## START

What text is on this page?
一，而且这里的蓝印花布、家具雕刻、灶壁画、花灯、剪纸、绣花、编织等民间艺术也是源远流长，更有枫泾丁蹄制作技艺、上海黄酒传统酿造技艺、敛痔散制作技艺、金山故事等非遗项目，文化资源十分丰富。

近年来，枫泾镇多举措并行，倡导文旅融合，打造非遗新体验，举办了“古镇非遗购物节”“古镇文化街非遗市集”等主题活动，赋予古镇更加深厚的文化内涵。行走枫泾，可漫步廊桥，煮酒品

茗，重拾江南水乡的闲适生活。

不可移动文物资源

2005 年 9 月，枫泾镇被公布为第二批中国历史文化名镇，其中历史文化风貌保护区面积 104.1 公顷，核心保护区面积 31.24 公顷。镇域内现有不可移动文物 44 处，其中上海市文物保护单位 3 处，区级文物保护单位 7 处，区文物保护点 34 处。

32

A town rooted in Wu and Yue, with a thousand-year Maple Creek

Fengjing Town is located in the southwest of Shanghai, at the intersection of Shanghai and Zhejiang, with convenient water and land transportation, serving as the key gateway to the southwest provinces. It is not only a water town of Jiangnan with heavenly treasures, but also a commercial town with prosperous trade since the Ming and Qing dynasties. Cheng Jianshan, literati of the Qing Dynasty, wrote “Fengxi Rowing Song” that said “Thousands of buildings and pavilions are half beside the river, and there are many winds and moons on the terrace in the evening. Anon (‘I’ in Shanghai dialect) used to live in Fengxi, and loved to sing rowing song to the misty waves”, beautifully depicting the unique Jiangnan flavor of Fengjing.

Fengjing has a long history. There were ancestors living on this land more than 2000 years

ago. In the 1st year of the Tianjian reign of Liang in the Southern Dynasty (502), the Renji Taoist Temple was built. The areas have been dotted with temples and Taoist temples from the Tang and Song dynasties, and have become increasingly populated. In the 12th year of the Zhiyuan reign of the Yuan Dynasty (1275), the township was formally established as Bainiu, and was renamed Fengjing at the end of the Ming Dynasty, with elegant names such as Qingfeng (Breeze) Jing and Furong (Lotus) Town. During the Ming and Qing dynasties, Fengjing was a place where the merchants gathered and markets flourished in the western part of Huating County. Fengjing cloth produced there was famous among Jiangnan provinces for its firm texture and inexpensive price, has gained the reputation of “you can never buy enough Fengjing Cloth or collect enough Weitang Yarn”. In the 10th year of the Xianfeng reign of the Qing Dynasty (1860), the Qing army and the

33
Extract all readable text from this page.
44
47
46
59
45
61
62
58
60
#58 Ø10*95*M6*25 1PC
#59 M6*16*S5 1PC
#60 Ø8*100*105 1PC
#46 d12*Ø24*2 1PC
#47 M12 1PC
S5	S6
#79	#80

## END

* **GIVEN REQUEST**
Pick out the lines above that hold the string "page" and show them.

* **TASK ANSWER**
What text is on this page?
Extract all readable text from this page.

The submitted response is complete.